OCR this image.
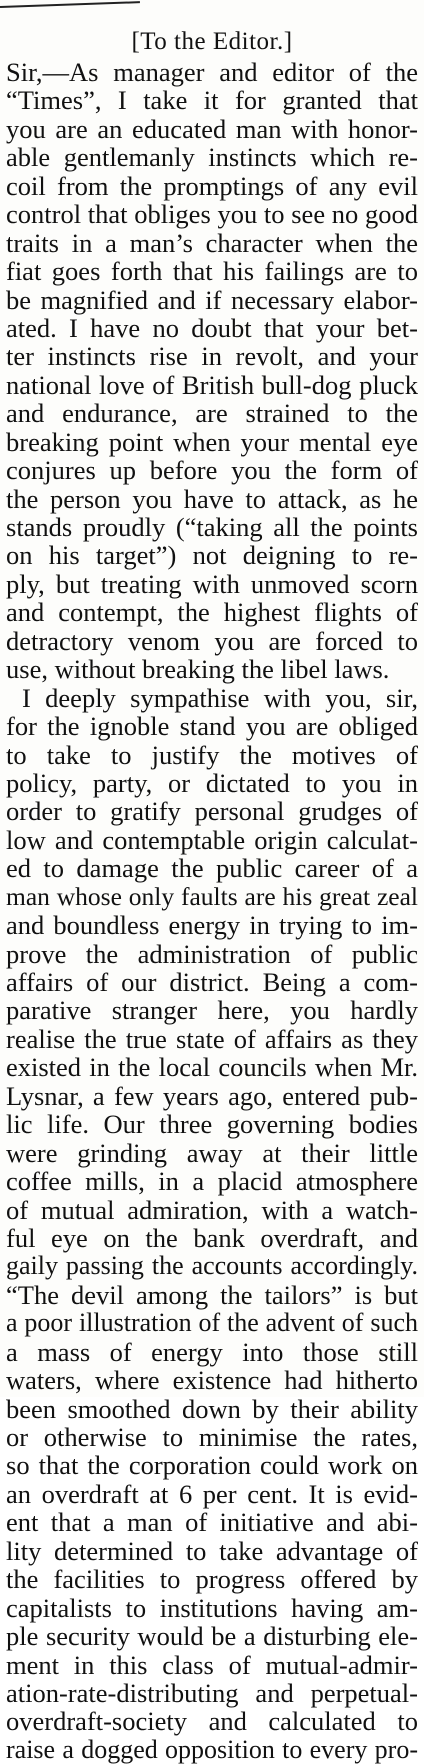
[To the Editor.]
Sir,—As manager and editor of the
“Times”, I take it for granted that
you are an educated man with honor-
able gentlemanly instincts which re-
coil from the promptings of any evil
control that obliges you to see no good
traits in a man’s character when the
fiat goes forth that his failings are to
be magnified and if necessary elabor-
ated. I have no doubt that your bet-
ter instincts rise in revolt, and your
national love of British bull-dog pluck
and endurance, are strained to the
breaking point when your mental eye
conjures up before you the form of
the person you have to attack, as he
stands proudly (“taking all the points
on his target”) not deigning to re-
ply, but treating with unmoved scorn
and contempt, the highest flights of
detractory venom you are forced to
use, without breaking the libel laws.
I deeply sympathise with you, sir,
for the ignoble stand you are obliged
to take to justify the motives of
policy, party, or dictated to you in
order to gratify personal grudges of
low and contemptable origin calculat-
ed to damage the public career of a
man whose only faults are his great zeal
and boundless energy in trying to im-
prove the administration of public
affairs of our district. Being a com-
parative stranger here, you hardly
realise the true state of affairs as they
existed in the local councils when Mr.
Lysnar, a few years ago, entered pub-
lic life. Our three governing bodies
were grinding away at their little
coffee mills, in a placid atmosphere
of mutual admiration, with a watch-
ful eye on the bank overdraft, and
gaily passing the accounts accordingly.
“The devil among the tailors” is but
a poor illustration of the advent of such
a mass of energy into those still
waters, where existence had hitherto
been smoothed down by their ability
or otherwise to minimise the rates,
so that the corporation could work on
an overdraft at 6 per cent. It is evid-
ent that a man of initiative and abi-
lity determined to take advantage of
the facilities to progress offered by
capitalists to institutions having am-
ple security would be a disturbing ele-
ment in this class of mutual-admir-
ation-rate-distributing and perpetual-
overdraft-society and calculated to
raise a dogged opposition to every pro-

# YOUR TASK
Return all lines with the word "take" in them.

# THE COMPLETED TASK
“Times”, I take it for granted that
to take to justify the motives of
lity determined to take advantage of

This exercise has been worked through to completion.